==== DATA FOR THIS TASK

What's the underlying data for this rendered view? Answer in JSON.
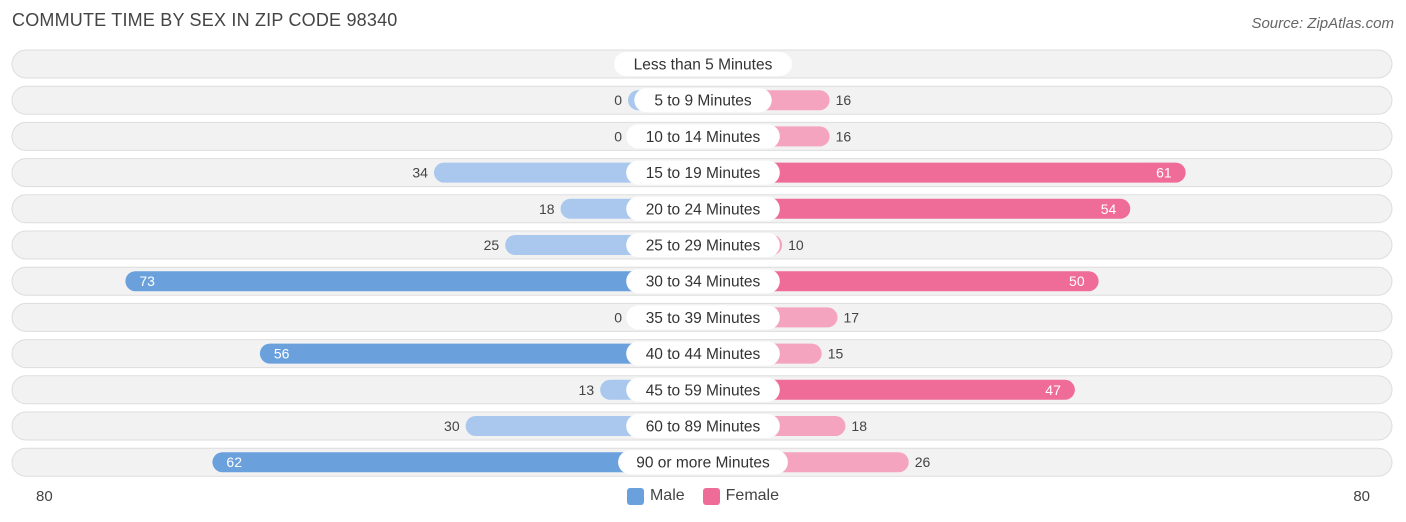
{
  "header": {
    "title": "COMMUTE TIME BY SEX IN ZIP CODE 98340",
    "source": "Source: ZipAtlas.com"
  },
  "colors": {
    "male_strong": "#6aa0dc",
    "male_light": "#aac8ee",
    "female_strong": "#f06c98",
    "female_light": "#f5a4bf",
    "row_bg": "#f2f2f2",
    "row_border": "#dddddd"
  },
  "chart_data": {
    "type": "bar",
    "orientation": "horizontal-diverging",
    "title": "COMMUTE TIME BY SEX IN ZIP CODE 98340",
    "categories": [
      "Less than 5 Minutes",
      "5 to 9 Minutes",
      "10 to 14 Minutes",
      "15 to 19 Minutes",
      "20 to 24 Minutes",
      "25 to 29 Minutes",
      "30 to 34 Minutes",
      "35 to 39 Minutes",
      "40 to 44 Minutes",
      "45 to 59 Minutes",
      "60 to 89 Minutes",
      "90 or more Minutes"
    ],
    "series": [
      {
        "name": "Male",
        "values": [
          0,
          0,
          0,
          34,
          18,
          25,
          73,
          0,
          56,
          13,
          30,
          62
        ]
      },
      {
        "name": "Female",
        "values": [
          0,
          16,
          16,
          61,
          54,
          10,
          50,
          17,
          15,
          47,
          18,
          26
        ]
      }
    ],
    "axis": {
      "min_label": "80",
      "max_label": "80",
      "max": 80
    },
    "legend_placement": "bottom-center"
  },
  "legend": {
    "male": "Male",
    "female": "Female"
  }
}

========

TASK REQUIREMENTS:
Return the listing above unchanged, apart from dropping its pictures.

THE OUTPUT:
What's the underlying data for this rendered view? Answer in JSON.
{
  "header": {
    "title": "COMMUTE TIME BY SEX IN ZIP CODE 98340",
    "source": "Source: ZipAtlas.com"
  },
  "colors": {
    "male_strong": "#6aa0dc",
    "male_light": "#aac8ee",
    "female_strong": "#f06c98",
    "female_light": "#f5a4bf",
    "row_bg": "#f2f2f2",
    "row_border": "#dddddd"
  },
  "chart_data": {
    "type": "bar",
    "orientation": "horizontal-diverging",
    "title": "COMMUTE TIME BY SEX IN ZIP CODE 98340",
    "categories": [
      "Less than 5 Minutes",
      "5 to 9 Minutes",
      "10 to 14 Minutes",
      "15 to 19 Minutes",
      "20 to 24 Minutes",
      "25 to 29 Minutes",
      "30 to 34 Minutes",
      "35 to 39 Minutes",
      "40 to 44 Minutes",
      "45 to 59 Minutes",
      "60 to 89 Minutes",
      "90 or more Minutes"
    ],
    "series": [
      {
        "name": "Male",
        "values": [
          0,
          0,
          0,
          34,
          18,
          25,
          73,
          0,
          56,
          13,
          30,
          62
        ]
      },
      {
        "name": "Female",
        "values": [
          0,
          16,
          16,
          61,
          54,
          10,
          50,
          17,
          15,
          47,
          18,
          26
        ]
      }
    ],
    "axis": {
      "min_label": "80",
      "max_label": "80",
      "max": 80
    },
    "legend_placement": "bottom-center"
  },
  "legend": {
    "male": "Male",
    "female": "Female"
  }
}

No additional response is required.